__Written request__
List each line of the data that holds the word "left".

__Dataset excerpts__
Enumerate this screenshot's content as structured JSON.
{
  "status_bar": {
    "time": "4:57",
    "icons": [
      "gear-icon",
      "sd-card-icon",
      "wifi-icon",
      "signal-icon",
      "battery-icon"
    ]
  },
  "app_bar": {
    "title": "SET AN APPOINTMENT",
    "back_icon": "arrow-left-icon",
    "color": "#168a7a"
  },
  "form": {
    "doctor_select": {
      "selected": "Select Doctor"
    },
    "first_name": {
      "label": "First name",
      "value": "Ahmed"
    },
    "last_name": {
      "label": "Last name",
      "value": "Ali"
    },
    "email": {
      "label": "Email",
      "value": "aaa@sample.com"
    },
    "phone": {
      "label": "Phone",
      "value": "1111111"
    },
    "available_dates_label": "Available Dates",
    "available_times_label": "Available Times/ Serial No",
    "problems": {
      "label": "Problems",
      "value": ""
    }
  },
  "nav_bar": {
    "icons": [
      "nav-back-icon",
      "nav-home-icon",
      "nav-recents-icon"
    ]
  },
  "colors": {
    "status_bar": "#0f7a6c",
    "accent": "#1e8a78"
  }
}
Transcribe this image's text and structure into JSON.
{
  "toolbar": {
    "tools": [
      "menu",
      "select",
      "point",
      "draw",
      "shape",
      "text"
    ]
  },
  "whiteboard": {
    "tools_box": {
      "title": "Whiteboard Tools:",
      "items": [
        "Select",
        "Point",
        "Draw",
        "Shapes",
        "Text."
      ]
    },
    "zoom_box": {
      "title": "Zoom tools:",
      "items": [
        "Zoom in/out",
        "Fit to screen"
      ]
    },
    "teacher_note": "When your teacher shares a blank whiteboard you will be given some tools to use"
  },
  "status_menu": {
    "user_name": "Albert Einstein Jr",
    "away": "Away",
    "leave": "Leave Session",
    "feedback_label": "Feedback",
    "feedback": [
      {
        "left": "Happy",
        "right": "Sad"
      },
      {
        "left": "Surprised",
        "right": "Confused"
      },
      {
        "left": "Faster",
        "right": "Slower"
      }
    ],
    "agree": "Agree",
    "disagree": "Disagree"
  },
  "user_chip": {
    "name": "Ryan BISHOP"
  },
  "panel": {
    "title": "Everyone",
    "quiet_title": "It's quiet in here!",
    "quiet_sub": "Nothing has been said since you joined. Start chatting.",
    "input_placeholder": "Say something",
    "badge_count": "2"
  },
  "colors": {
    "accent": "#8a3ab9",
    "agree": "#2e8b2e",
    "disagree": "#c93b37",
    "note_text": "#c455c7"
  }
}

__Written answer__
    "back_icon": "arrow-left-icon",
        "left": "Happy",
        "left": "Surprised",
        "left": "Faster",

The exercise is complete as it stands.